• _TASK DESCRIPTION_: Search the material for the string "Neighborhood", then report how many lines hold it, with no other text.

• _DATA_:

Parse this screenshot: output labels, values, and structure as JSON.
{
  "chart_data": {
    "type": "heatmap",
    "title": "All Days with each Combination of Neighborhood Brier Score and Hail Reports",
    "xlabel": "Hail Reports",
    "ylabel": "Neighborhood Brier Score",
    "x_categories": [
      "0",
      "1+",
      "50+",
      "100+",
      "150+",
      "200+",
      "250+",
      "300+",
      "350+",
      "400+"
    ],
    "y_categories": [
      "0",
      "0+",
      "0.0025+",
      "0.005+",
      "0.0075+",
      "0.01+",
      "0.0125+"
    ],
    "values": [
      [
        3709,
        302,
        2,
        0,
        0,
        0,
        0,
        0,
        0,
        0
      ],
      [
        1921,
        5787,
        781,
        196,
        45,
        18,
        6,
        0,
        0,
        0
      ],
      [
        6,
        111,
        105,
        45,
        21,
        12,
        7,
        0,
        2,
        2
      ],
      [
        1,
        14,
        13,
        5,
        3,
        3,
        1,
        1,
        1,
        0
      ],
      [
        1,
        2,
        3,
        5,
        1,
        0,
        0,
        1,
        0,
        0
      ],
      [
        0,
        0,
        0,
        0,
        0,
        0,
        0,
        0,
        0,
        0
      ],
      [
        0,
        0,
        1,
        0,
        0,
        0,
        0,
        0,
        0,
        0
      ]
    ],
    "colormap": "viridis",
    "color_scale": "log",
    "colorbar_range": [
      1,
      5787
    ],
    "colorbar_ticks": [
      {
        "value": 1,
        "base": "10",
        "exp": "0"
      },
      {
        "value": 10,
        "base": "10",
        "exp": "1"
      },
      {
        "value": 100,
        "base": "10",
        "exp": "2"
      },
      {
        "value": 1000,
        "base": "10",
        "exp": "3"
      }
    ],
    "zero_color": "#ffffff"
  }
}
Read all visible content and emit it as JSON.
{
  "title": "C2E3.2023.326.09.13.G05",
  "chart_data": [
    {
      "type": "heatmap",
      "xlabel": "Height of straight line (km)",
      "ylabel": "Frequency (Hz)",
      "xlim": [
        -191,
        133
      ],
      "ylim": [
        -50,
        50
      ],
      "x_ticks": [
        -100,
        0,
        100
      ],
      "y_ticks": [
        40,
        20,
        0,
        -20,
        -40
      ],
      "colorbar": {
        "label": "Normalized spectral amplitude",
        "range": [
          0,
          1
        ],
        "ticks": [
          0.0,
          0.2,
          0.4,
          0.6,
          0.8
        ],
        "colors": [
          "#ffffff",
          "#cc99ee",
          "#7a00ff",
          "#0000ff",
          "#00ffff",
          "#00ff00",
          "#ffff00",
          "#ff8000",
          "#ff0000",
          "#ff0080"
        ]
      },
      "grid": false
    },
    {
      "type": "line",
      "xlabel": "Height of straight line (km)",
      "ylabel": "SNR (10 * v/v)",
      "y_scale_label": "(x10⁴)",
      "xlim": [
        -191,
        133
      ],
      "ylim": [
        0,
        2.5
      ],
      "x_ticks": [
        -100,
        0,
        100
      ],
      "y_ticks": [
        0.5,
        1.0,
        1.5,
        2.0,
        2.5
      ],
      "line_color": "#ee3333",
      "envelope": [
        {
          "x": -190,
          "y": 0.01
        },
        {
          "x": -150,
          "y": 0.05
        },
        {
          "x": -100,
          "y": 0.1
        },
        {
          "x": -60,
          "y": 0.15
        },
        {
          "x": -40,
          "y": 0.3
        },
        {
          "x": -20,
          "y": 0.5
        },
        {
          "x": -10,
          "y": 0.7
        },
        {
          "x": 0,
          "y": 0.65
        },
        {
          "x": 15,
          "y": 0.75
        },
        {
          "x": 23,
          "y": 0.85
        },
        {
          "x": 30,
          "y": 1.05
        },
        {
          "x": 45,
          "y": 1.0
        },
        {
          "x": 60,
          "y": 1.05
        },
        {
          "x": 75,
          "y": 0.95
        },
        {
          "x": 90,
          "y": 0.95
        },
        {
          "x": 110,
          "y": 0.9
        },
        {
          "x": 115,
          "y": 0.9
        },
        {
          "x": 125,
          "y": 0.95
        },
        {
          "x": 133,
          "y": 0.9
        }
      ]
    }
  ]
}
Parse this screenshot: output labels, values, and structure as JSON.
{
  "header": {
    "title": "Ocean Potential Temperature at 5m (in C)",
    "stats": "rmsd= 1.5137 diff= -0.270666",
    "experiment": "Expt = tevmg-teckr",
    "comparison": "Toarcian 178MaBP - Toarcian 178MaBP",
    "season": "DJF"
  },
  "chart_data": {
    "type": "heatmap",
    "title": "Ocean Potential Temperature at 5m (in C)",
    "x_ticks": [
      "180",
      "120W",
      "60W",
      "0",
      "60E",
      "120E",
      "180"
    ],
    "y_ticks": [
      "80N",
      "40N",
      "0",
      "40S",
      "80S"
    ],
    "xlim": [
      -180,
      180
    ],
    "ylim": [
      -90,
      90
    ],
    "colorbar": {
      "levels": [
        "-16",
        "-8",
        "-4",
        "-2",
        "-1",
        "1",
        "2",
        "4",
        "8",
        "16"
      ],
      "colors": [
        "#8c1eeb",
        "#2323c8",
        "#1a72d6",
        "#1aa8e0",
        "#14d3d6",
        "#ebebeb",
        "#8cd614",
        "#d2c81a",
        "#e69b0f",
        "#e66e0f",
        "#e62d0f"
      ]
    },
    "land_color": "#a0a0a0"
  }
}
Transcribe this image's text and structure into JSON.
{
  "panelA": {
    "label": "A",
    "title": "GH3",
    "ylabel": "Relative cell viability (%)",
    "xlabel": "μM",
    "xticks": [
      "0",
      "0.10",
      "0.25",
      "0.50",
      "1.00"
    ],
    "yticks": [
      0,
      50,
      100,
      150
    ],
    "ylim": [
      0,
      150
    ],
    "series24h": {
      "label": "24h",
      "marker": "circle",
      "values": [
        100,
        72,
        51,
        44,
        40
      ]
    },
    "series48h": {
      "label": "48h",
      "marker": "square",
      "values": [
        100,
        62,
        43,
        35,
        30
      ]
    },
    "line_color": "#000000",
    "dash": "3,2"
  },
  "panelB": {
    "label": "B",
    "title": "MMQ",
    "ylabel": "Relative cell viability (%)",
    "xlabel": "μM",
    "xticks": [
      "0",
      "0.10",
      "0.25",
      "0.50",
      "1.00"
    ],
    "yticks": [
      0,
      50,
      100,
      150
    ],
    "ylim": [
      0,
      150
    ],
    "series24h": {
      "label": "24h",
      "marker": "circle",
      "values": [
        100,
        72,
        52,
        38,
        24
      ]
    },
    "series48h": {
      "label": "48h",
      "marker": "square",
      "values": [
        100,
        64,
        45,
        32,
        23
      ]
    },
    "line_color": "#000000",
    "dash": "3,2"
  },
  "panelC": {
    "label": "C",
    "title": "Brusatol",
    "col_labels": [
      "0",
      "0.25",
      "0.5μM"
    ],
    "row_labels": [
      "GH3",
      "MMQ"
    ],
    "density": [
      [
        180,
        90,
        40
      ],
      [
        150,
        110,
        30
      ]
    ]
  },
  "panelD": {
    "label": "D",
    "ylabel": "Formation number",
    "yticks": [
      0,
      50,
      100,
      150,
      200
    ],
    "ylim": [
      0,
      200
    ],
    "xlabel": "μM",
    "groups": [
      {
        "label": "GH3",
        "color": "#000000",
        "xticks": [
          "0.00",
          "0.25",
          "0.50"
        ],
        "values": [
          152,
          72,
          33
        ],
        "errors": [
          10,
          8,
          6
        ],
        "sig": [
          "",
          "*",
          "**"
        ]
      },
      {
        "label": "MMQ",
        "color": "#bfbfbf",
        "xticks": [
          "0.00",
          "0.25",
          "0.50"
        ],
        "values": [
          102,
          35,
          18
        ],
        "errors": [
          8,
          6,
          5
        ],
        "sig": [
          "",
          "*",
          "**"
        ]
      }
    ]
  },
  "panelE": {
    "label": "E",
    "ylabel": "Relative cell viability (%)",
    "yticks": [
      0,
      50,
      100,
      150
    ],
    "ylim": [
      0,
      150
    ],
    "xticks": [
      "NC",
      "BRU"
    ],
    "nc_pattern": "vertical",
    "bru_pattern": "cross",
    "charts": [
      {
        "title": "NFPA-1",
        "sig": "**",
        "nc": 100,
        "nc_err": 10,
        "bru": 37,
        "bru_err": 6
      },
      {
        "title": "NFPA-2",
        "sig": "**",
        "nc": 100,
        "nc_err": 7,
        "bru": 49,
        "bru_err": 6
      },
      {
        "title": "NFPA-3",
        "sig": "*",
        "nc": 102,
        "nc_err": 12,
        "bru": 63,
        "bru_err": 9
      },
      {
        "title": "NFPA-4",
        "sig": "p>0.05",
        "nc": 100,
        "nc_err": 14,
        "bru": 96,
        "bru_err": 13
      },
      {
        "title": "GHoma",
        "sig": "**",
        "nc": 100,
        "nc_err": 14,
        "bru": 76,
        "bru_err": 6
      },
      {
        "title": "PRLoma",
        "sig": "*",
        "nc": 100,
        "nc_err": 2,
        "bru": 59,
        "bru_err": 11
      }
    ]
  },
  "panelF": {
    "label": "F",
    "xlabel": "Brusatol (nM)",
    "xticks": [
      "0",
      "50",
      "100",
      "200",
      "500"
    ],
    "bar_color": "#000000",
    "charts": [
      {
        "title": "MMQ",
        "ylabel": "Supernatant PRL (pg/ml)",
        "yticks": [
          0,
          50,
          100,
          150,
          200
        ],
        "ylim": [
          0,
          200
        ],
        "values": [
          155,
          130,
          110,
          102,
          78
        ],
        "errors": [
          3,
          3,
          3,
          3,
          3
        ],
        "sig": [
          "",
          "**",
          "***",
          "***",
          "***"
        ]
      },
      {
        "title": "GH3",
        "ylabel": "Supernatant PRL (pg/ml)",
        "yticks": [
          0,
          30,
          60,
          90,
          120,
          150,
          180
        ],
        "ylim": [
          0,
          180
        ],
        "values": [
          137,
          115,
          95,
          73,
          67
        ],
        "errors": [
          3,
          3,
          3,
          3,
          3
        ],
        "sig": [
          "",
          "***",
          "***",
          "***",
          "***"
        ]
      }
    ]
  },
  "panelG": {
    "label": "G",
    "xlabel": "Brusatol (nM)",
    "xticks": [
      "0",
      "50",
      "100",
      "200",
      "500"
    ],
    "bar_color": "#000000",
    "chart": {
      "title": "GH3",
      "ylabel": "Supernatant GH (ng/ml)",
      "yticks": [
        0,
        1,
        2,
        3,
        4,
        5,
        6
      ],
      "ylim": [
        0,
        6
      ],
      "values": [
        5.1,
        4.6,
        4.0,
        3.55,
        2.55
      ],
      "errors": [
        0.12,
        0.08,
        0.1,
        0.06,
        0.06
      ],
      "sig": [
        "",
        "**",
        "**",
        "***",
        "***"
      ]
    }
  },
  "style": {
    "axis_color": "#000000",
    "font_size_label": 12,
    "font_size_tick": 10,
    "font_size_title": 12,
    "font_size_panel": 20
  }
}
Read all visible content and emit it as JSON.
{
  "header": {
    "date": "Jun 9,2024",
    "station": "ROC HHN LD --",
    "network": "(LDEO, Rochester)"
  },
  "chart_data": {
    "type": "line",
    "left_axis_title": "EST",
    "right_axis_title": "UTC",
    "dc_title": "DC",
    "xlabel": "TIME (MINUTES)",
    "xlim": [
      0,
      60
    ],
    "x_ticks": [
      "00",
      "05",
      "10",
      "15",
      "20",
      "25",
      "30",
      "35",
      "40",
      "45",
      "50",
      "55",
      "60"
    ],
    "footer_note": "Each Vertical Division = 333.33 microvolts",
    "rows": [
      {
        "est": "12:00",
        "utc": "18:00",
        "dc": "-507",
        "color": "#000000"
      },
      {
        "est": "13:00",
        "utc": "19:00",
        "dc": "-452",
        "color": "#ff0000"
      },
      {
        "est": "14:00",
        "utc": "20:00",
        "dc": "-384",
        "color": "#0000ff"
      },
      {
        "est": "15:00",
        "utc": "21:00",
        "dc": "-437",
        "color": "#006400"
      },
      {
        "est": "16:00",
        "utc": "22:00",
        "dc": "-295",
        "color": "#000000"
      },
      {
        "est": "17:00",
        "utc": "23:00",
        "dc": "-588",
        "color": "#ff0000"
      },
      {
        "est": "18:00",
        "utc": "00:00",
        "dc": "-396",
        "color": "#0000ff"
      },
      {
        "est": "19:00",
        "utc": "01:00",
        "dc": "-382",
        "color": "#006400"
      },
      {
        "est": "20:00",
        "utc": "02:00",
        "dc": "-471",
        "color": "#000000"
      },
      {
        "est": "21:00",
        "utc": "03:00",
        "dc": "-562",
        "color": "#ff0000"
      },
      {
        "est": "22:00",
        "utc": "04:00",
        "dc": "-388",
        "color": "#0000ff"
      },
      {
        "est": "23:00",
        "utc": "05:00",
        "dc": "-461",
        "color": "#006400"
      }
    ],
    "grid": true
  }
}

• _IN RESPONSE_: 2